* START DATA IN THIS EXERCISE *

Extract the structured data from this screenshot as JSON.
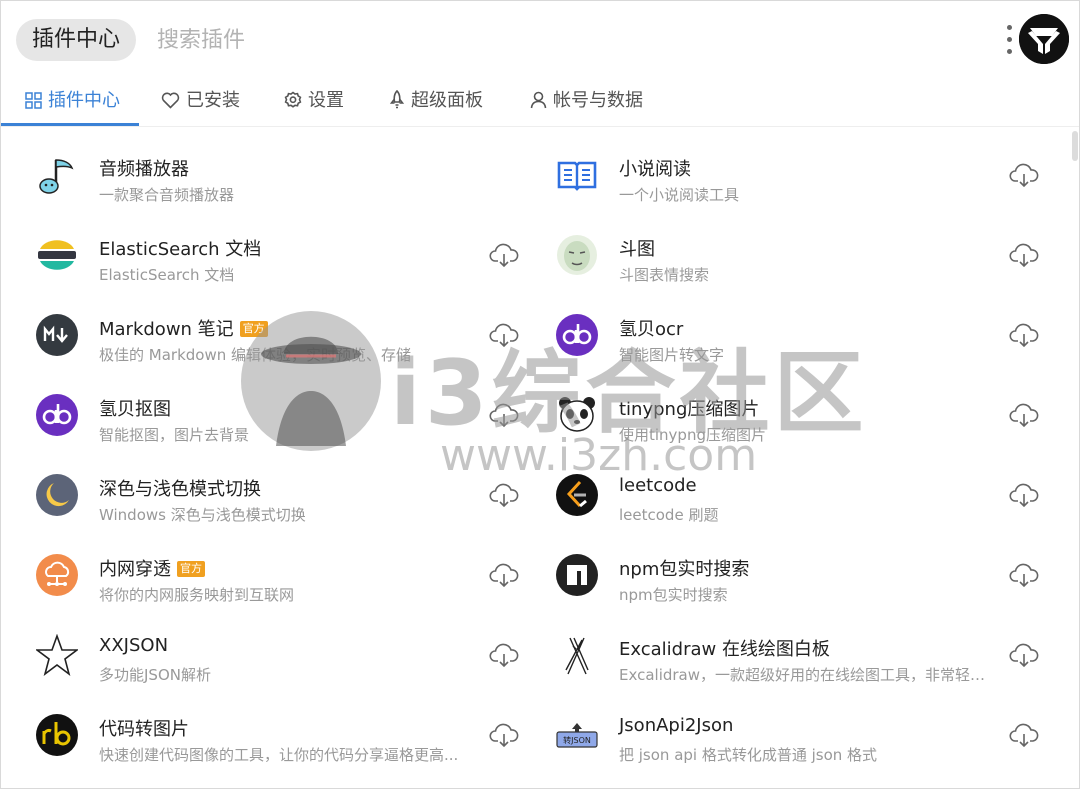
{
  "header": {
    "app_label": "插件中心",
    "search_placeholder": "搜索插件"
  },
  "tabs": [
    {
      "label": "插件中心",
      "icon": "grid-icon"
    },
    {
      "label": "已安装",
      "icon": "heart-icon"
    },
    {
      "label": "设置",
      "icon": "gear-icon"
    },
    {
      "label": "超级面板",
      "icon": "rocket-icon"
    },
    {
      "label": "帐号与数据",
      "icon": "user-icon"
    }
  ],
  "badge_label": "官方",
  "plugins_left": [
    {
      "title": "音频播放器",
      "desc": "一款聚合音频播放器",
      "icon": "music-note-icon"
    },
    {
      "title": "ElasticSearch 文档",
      "desc": "ElasticSearch 文档",
      "icon": "elasticsearch-icon"
    },
    {
      "title": "Markdown 笔记",
      "desc": "极佳的 Markdown 编辑体验，实时预览、存储",
      "icon": "markdown-icon",
      "official": true
    },
    {
      "title": "氢贝抠图",
      "desc": "智能抠图，图片去背景",
      "icon": "qingbei-icon"
    },
    {
      "title": "深色与浅色模式切换",
      "desc": "Windows 深色与浅色模式切换",
      "icon": "moon-icon"
    },
    {
      "title": "内网穿透",
      "desc": "将你的内网服务映射到互联网",
      "icon": "network-icon",
      "official": true
    },
    {
      "title": "XXJSON",
      "desc": "多功能JSON解析",
      "icon": "star-icon"
    },
    {
      "title": "代码转图片",
      "desc": "快速创建代码图像的工具，让你的代码分享逼格更高...",
      "icon": "rb-icon"
    }
  ],
  "plugins_right": [
    {
      "title": "小说阅读",
      "desc": "一个小说阅读工具",
      "icon": "book-icon"
    },
    {
      "title": "斗图",
      "desc": "斗图表情搜索",
      "icon": "meme-face-icon"
    },
    {
      "title": "氢贝ocr",
      "desc": "智能图片转文字",
      "icon": "qingbei-icon"
    },
    {
      "title": "tinypng压缩图片",
      "desc": "使用tinypng压缩图片",
      "icon": "panda-icon"
    },
    {
      "title": "leetcode",
      "desc": "leetcode 刷题",
      "icon": "leetcode-icon"
    },
    {
      "title": "npm包实时搜索",
      "desc": "npm包实时搜索",
      "icon": "npm-icon"
    },
    {
      "title": "Excalidraw 在线绘图白板",
      "desc": "Excalidraw，一款超级好用的在线绘图工具，非常轻量...",
      "icon": "excalidraw-icon"
    },
    {
      "title": "JsonApi2Json",
      "desc": "把 json api 格式转化成普通 json 格式",
      "icon": "json-converter-icon"
    }
  ],
  "watermark": {
    "text": "i3综合社区",
    "url": "www.i3zh.com"
  },
  "colors": {
    "accent": "#3b82d6",
    "badge": "#f0a020",
    "title_text": "#222222",
    "desc_text": "#999999"
  }
}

* END DATA IN THIS EXERCISE *

• PROBLEM DESCRIPTION
Copy every line that includes the string "深色与浅色模式切换" from the material above.

• SOLUTION TO THIS TASK
      "title": "深色与浅色模式切换",
      "desc": "Windows 深色与浅色模式切换",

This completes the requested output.